Dataset records
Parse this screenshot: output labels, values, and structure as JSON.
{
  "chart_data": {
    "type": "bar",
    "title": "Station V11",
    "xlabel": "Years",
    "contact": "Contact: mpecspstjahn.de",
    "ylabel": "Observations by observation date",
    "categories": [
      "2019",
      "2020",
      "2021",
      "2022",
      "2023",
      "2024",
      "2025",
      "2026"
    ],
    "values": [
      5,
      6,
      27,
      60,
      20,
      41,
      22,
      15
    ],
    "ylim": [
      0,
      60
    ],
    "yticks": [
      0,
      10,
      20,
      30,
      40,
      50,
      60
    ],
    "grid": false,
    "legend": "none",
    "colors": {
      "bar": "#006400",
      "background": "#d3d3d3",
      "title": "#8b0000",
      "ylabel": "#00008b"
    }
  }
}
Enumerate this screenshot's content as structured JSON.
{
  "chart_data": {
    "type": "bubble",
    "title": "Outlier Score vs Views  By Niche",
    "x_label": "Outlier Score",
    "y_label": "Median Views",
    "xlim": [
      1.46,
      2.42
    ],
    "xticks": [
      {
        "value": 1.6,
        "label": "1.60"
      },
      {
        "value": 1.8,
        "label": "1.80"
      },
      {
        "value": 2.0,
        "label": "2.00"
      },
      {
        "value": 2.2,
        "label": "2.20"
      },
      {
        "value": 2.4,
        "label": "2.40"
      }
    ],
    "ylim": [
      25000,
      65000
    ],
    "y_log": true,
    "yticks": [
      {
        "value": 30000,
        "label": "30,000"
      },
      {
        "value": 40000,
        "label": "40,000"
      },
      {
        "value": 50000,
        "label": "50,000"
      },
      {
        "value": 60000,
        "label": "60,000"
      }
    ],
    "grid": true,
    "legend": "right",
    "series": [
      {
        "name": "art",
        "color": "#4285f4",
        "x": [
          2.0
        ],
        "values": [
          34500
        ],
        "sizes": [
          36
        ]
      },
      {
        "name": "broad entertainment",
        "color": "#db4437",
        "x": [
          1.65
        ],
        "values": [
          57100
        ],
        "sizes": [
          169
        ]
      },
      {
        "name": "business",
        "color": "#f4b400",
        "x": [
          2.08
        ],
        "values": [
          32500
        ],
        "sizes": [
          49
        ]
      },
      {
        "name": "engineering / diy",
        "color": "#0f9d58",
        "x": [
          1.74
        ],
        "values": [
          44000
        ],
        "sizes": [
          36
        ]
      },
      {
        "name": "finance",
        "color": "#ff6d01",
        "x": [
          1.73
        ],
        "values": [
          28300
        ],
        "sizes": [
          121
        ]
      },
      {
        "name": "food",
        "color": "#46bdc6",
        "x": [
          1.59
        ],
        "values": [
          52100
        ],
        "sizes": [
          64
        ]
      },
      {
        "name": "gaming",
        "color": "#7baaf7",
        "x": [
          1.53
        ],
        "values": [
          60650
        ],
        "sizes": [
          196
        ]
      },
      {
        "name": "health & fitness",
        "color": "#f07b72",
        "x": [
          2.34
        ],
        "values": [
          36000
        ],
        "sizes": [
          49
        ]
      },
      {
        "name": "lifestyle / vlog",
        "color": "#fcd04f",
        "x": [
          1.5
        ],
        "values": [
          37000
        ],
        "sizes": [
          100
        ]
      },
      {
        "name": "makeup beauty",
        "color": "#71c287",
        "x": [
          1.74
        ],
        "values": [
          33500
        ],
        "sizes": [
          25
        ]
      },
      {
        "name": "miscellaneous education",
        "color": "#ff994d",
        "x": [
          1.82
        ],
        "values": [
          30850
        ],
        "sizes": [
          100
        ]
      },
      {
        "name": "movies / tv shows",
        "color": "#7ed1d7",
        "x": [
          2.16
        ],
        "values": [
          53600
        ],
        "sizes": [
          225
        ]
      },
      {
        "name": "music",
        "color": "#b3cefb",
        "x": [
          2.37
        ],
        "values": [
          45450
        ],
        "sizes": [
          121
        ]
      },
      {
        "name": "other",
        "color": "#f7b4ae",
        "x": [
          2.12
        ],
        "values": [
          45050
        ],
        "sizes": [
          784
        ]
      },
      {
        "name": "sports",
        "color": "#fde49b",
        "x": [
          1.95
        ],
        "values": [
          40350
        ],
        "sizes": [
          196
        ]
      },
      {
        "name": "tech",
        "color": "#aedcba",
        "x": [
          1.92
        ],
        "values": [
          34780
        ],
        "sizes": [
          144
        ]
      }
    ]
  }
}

[Exercise requirements]:
In the data above, count the lines where the word "Outlier" appears; reply with the number only.

[The solution]:
2